Task
Transcribe the entries below exactly; leave every image out.

[Collected data]
------------
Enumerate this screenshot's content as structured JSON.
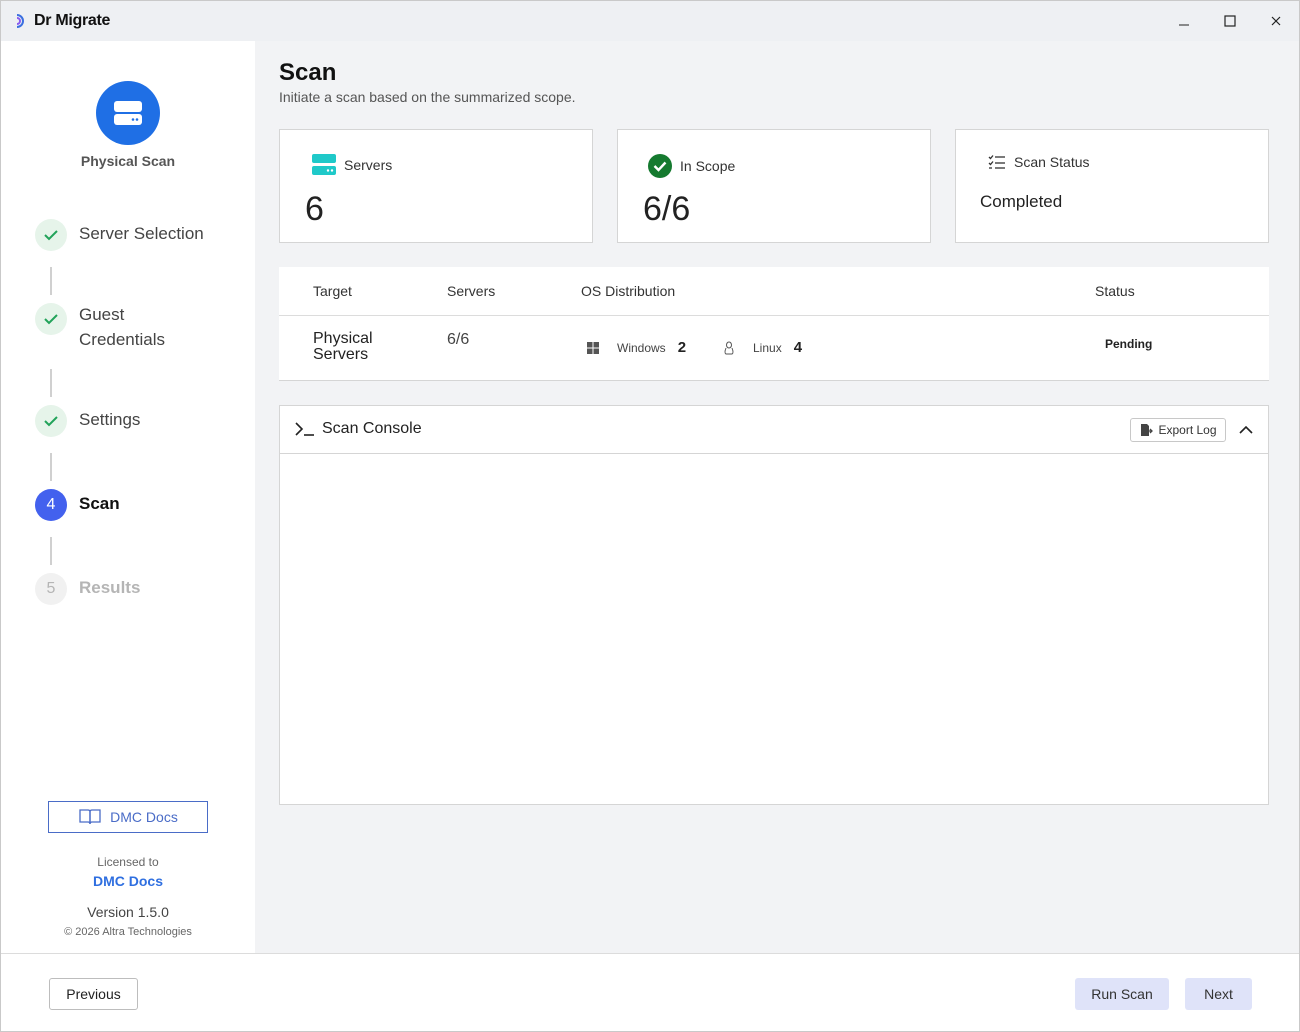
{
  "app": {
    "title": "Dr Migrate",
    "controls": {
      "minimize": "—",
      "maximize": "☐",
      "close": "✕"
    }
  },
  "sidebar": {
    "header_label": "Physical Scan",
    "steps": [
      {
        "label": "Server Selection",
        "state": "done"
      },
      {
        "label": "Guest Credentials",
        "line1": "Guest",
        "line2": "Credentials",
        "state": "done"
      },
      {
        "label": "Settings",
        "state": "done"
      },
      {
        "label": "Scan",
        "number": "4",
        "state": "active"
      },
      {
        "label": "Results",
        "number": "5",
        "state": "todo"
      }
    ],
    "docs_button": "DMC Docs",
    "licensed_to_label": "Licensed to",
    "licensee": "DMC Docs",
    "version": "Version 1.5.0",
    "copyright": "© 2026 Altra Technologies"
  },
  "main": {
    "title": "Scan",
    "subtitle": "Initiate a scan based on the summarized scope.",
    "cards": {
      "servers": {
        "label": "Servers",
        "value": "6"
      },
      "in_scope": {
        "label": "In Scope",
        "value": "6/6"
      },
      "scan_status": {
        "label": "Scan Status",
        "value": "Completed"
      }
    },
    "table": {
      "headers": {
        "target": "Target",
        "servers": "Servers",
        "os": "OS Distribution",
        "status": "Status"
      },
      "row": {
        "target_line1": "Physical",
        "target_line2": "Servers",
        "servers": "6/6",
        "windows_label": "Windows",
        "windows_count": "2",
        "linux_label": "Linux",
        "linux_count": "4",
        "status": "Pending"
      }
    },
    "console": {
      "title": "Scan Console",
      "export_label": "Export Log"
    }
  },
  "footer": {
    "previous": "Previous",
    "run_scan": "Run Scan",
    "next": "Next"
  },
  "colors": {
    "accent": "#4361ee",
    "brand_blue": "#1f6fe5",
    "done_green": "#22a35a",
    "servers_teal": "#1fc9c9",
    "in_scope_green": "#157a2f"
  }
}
------------
Answer for the task
Enumerate this screenshot's content as structured JSON.
{
  "app": {
    "title": "Dr Migrate",
    "controls": {
      "minimize": "—",
      "maximize": "☐",
      "close": "✕"
    }
  },
  "sidebar": {
    "header_label": "Physical Scan",
    "steps": [
      {
        "label": "Server Selection",
        "state": "done"
      },
      {
        "label": "Guest Credentials",
        "line1": "Guest",
        "line2": "Credentials",
        "state": "done"
      },
      {
        "label": "Settings",
        "state": "done"
      },
      {
        "label": "Scan",
        "number": "4",
        "state": "active"
      },
      {
        "label": "Results",
        "number": "5",
        "state": "todo"
      }
    ],
    "docs_button": "DMC Docs",
    "licensed_to_label": "Licensed to",
    "licensee": "DMC Docs",
    "version": "Version 1.5.0",
    "copyright": "© 2026 Altra Technologies"
  },
  "main": {
    "title": "Scan",
    "subtitle": "Initiate a scan based on the summarized scope.",
    "cards": {
      "servers": {
        "label": "Servers",
        "value": "6"
      },
      "in_scope": {
        "label": "In Scope",
        "value": "6/6"
      },
      "scan_status": {
        "label": "Scan Status",
        "value": "Completed"
      }
    },
    "table": {
      "headers": {
        "target": "Target",
        "servers": "Servers",
        "os": "OS Distribution",
        "status": "Status"
      },
      "row": {
        "target_line1": "Physical",
        "target_line2": "Servers",
        "servers": "6/6",
        "windows_label": "Windows",
        "windows_count": "2",
        "linux_label": "Linux",
        "linux_count": "4",
        "status": "Pending"
      }
    },
    "console": {
      "title": "Scan Console",
      "export_label": "Export Log"
    }
  },
  "footer": {
    "previous": "Previous",
    "run_scan": "Run Scan",
    "next": "Next"
  },
  "colors": {
    "accent": "#4361ee",
    "brand_blue": "#1f6fe5",
    "done_green": "#22a35a",
    "servers_teal": "#1fc9c9",
    "in_scope_green": "#157a2f"
  }
}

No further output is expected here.